◆ EXCERPT PROVIDED:
* * *
Sunday Morning I was awake at 5am. I don't like 5am. It's sort of offensively early - the kind of thing I'll do for a ski objective but otherwise normally avoid.
The reason for the painfully early morning is that I had plans with Katherine and Sheena that I already knew weren't going to work. The plan was to climb The Finger on Napsihu Ridge - Katherine's current nemesis route. It's twelve pitches of moderate climbing with a two hour approach so to give ourselves ample day light the plan was to start early. The problem though, was that the forecast went to shit and Sheena was out of cell reception so we had to meet up with her on the edge of Kananaskis anyway.
Sure enough, we met up and immediately decided that we were all in agreement that none of us felt like trying a long committing objective on a day when there was a high chance of lightning in the area, so we headed to the Rocky Mountain Bagel Company to load up on coffee and come up with a Plan B.
We spent a few minutes coming up with ideas of possible objectives, then checking the closest weather model and rejecting it as being unrealistic. But then a thought occurred. The upshot to being up so early though is that we had enough time to do basically anything. So why not try something huge?
* * *
◆ RECORDS PROVIDED:

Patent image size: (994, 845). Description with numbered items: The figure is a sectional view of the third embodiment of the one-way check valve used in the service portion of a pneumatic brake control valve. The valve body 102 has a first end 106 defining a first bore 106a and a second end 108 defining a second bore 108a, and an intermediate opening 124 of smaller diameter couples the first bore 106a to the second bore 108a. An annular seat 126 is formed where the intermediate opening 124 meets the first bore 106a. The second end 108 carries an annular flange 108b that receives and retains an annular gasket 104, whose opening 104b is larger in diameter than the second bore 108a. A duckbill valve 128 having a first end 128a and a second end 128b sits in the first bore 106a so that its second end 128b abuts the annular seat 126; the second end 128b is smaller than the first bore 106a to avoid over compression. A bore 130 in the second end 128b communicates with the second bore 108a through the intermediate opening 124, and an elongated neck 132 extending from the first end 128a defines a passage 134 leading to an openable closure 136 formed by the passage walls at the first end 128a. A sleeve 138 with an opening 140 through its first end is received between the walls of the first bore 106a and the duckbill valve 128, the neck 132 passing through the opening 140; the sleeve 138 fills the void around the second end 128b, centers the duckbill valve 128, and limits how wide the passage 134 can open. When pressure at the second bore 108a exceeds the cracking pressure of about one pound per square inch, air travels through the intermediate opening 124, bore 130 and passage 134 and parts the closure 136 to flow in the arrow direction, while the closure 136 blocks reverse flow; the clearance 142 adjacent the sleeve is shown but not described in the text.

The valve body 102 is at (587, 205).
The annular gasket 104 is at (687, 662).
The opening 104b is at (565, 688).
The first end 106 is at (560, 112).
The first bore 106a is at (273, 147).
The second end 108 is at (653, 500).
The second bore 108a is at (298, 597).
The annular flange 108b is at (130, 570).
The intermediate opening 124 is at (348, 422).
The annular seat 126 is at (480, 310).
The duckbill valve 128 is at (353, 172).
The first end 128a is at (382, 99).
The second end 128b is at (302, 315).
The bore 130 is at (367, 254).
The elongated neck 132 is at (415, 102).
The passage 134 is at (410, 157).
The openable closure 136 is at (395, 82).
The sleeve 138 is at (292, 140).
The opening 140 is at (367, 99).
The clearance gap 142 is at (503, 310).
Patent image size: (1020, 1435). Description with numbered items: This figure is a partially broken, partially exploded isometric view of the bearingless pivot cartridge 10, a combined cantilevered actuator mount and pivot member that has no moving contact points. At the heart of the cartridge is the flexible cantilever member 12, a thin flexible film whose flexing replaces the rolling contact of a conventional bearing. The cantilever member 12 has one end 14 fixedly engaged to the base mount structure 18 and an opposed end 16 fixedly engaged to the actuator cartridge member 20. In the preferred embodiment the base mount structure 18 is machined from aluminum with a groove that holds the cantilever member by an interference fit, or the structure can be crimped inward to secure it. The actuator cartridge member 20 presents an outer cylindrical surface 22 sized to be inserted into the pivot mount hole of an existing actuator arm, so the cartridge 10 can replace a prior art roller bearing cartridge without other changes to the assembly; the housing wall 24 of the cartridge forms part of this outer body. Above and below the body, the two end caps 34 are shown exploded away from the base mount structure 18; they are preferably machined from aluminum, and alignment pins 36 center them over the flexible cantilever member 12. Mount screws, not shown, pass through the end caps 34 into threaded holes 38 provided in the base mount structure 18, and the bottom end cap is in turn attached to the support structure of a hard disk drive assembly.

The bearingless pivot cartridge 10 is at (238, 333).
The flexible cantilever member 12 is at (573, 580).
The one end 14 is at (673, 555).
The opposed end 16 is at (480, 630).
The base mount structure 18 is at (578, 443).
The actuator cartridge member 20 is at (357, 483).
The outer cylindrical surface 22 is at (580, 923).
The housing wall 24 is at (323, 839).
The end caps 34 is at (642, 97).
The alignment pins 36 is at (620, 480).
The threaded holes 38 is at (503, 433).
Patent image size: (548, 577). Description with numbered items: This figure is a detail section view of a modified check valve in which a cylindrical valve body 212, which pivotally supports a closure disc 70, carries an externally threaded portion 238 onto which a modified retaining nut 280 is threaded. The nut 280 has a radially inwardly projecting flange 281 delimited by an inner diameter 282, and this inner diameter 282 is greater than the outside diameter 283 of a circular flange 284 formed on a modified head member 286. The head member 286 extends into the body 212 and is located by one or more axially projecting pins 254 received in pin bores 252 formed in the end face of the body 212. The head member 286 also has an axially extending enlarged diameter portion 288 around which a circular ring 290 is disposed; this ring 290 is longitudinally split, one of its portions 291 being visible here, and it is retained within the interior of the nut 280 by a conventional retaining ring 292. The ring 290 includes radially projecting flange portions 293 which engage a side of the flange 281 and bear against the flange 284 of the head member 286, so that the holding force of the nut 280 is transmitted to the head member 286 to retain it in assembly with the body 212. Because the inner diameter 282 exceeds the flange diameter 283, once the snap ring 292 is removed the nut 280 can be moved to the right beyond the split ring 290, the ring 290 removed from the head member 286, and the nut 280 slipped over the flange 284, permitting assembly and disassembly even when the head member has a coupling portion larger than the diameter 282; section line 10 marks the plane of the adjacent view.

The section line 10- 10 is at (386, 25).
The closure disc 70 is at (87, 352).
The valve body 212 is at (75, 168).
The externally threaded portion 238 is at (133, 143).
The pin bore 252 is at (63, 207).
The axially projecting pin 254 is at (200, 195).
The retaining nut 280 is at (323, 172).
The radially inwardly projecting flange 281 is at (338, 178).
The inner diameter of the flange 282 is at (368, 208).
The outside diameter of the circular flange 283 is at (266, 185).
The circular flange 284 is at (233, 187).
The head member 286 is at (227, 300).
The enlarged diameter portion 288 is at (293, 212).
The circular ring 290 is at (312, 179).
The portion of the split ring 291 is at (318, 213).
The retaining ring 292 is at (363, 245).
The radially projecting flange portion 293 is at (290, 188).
* * *
◆ TO DO:
(a) List every named place or landmark mentioned in the climbing blog post.
(b) Write out the climbing blog post's passage starting with "Sure enough, we" and going on through "with a Plan B.", swapping "coffee" for "tea".

◆ FULL ANSWERS:
(a)
The Finger
Napsihu Ridge
Kananaskis
Rocky Mountain Bagel Company

(b)
Sure enough, we met up and immediately decided that we were all in agreement that none of us felt like trying a long committing objective on a day when there was a high chance of lightning in the area, so we headed to the Rocky Mountain Bagel Company to load up on tea and come up with a Plan B.